— Start of Material provided —

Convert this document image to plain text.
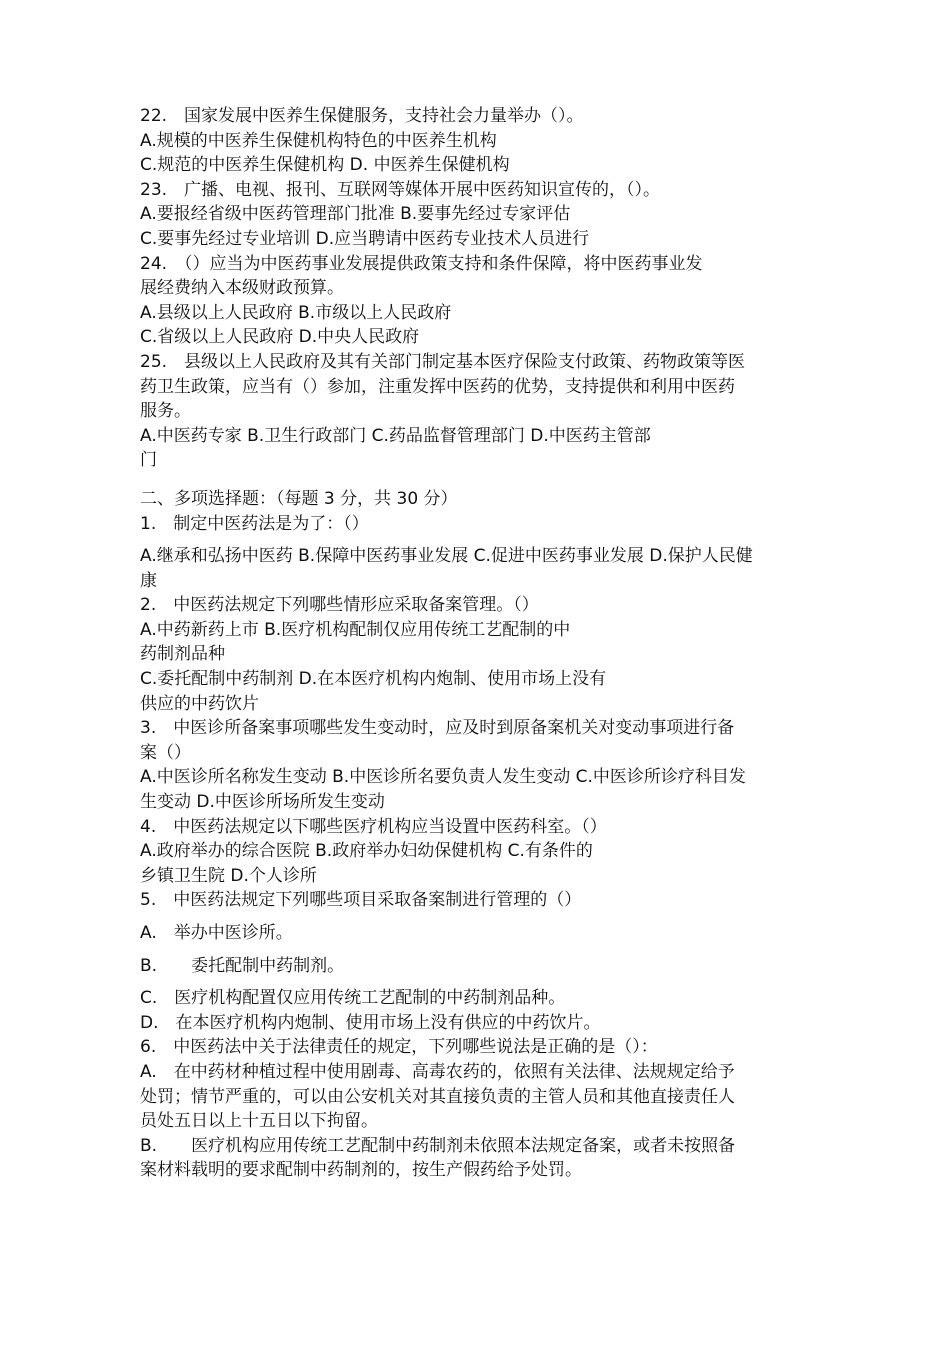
22.　国家发展中医养生保健服务，支持社会力量举办（）。
A.规模的中医养生保健机构特色的中医养生机构
C.规范的中医养生保健机构 D. 中医养生保健机构
23.　广播、电视、报刊、互联网等媒体开展中医药知识宣传的，（）。
A.要报经省级中医药管理部门批准 B.要事先经过专家评估
C.要事先经过专业培训 D.应当聘请中医药专业技术人员进行
24.　（）应当为中医药事业发展提供政策支持和条件保障，将中医药事业发
展经费纳入本级财政预算。
A.县级以上人民政府 B.市级以上人民政府
C.省级以上人民政府 D.中央人民政府
25.　县级以上人民政府及其有关部门制定基本医疗保险支付政策、药物政策等医
药卫生政策，应当有（）参加，注重发挥中医药的优势，支持提供和利用中医药
服务。
A.中医药专家 B.卫生行政部门 C.药品监督管理部门 D.中医药主管部
门
二、多项选择题：（每题 3 分，共 30 分）
1.　制定中医药法是为了：（）
A.继承和弘扬中医药 B.保障中医药事业发展 C.促进中医药事业发展 D.保护人民健
康
2.　中医药法规定下列哪些情形应采取备案管理。（）
A.中药新药上市 B.医疗机构配制仅应用传统工艺配制的中
药制剂品种
C.委托配制中药制剂 D.在本医疗机构内炮制、使用市场上没有
供应的中药饮片
3.　中医诊所备案事项哪些发生变动时，应及时到原备案机关对变动事项进行备
案（）
A.中医诊所名称发生变动 B.中医诊所名要负责人发生变动 C.中医诊所诊疗科目发
生变动 D.中医诊所场所发生变动
4.　中医药法规定以下哪些医疗机构应当设置中医药科室。（）
A.政府举办的综合医院 B.政府举办妇幼保健机构 C.有条件的
乡镇卫生院 D.个人诊所
5.　中医药法规定下列哪些项目采取备案制进行管理的（）
A.　举办中医诊所。
B.　　委托配制中药制剂。
C.　医疗机构配置仅应用传统工艺配制的中药制剂品种。
D.　在本医疗机构内炮制、使用市场上没有供应的中药饮片。
6.　中医药法中关于法律责任的规定，下列哪些说法是正确的是（）：
A.　在中药材种植过程中使用剧毒、高毒农药的，依照有关法律、法规规定给予
处罚；情节严重的，可以由公安机关对其直接负责的主管人员和其他直接责任人
员处五日以上十五日以下拘留。
B.　　医疗机构应用传统工艺配制中药制剂未依照本法规定备案，或者未按照备
案材料载明的要求配制中药制剂的，按生产假药给予处罚。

— End of Material provided —

* [Exercise requirements] Select the lines from the entries that include the word "委托配制中药制剂".

* [Response to this exercise]
C.委托配制中药制剂 D.在本医疗机构内炮制、使用市场上没有
B.　　委托配制中药制剂。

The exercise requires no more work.